TASK TO COMPLETE:
Begin at the line that holds "Output a JSON" and copy each line exactly until the data below ends, including that last line but no pictures.

EXTRACTED RECORDS:
# # # # # # #

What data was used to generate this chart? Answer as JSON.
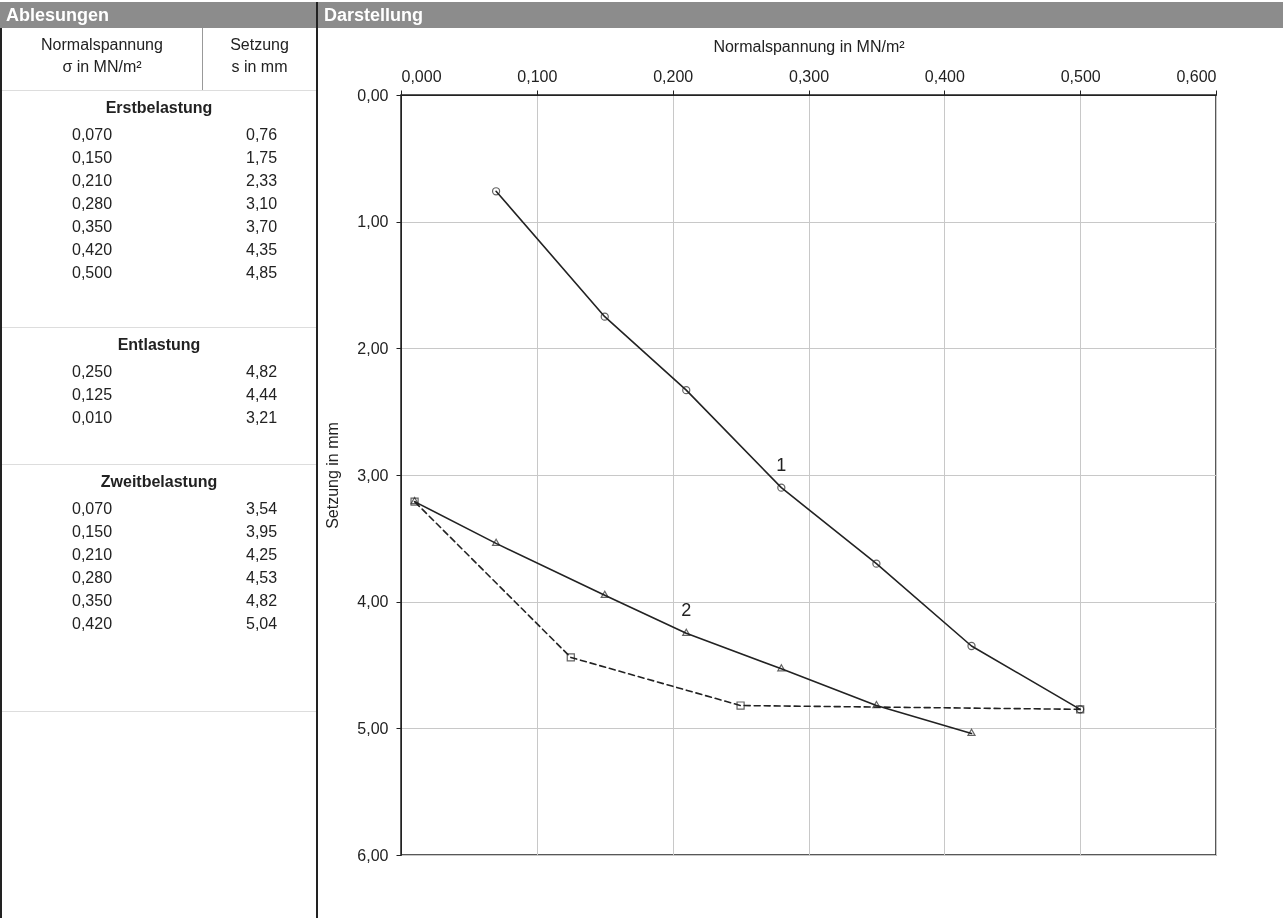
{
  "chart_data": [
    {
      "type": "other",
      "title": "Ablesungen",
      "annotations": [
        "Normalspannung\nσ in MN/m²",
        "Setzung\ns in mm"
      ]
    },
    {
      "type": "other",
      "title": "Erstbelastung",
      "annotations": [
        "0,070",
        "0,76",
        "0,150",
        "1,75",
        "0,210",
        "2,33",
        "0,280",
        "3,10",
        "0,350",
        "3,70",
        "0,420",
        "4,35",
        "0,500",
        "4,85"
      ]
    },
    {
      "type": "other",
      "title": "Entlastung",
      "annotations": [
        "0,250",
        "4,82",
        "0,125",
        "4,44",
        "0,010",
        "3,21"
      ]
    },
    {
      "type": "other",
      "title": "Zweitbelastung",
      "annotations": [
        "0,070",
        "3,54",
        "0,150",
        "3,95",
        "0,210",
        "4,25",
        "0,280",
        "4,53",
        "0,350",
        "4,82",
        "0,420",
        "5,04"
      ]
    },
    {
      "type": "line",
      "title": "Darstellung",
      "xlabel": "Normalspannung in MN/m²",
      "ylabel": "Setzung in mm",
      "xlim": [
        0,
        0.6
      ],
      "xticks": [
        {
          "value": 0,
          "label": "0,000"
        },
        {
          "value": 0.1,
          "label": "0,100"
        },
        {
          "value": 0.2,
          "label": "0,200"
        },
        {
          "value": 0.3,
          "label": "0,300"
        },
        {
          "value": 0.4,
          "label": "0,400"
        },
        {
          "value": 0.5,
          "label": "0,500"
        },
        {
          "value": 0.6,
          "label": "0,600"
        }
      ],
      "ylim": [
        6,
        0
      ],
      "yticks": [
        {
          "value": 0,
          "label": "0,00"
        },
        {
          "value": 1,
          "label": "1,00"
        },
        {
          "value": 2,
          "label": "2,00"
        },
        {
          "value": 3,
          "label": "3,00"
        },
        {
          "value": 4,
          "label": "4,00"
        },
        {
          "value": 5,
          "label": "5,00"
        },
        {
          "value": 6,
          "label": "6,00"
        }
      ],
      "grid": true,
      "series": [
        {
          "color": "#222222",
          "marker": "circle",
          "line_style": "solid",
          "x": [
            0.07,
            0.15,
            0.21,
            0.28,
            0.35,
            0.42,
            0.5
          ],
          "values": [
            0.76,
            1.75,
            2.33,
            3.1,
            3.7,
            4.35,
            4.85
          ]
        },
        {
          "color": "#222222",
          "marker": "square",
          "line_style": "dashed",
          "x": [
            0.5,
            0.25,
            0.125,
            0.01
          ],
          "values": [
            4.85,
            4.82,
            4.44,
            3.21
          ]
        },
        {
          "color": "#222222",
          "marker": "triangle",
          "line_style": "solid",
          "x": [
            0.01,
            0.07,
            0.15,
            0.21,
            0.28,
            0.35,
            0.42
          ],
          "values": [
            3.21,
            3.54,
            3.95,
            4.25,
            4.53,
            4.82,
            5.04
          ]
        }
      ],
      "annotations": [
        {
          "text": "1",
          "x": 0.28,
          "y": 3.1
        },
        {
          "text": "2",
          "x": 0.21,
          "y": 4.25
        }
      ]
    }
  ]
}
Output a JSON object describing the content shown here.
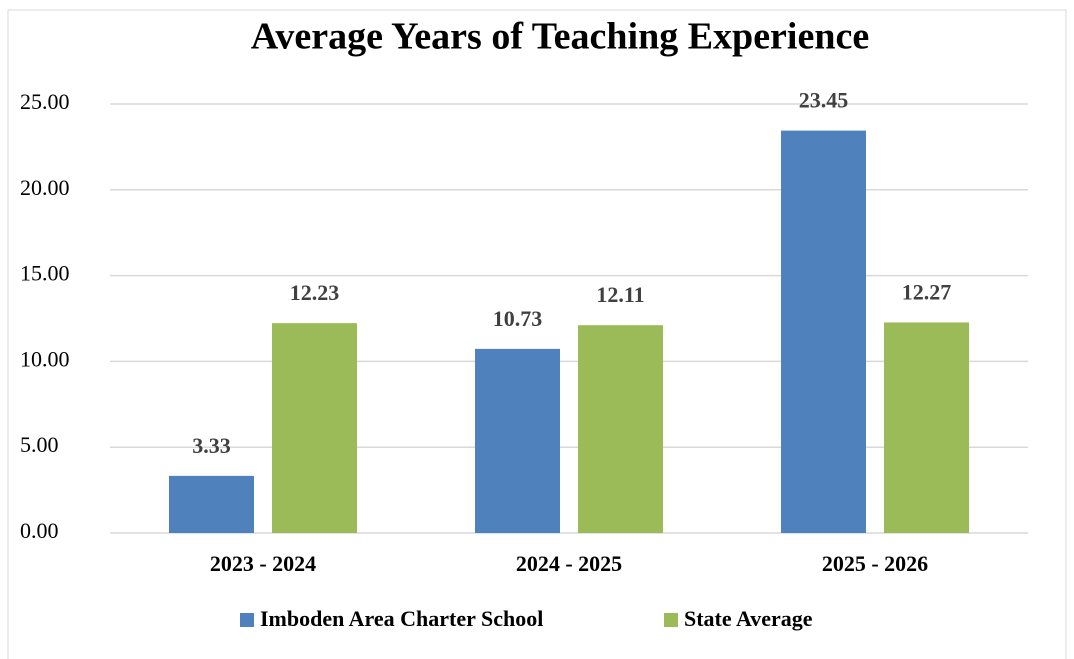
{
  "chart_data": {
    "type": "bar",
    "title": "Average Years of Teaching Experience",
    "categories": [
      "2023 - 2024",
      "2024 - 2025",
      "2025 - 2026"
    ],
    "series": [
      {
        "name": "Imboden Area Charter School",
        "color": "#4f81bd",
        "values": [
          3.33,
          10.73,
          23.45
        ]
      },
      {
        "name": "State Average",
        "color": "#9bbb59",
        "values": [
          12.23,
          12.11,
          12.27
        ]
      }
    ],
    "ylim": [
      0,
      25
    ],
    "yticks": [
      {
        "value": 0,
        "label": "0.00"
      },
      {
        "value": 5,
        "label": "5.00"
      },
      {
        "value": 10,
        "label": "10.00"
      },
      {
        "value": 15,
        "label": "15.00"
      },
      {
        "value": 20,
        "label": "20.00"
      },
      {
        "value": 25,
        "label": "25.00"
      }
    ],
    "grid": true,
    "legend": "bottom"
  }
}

# # # # # # #

EXERCISE OUTPUT:
Output a JSON object describing the content shown here.
{
  "chart_data": {
    "type": "bar",
    "title": "Average Years of Teaching Experience",
    "categories": [
      "2023 - 2024",
      "2024 - 2025",
      "2025 - 2026"
    ],
    "series": [
      {
        "name": "Imboden Area Charter School",
        "color": "#4f81bd",
        "values": [
          3.33,
          10.73,
          23.45
        ]
      },
      {
        "name": "State Average",
        "color": "#9bbb59",
        "values": [
          12.23,
          12.11,
          12.27
        ]
      }
    ],
    "ylim": [
      0,
      25
    ],
    "yticks": [
      {
        "value": 0,
        "label": "0.00"
      },
      {
        "value": 5,
        "label": "5.00"
      },
      {
        "value": 10,
        "label": "10.00"
      },
      {
        "value": 15,
        "label": "15.00"
      },
      {
        "value": 20,
        "label": "20.00"
      },
      {
        "value": 25,
        "label": "25.00"
      }
    ],
    "grid": true,
    "legend": "bottom"
  }
}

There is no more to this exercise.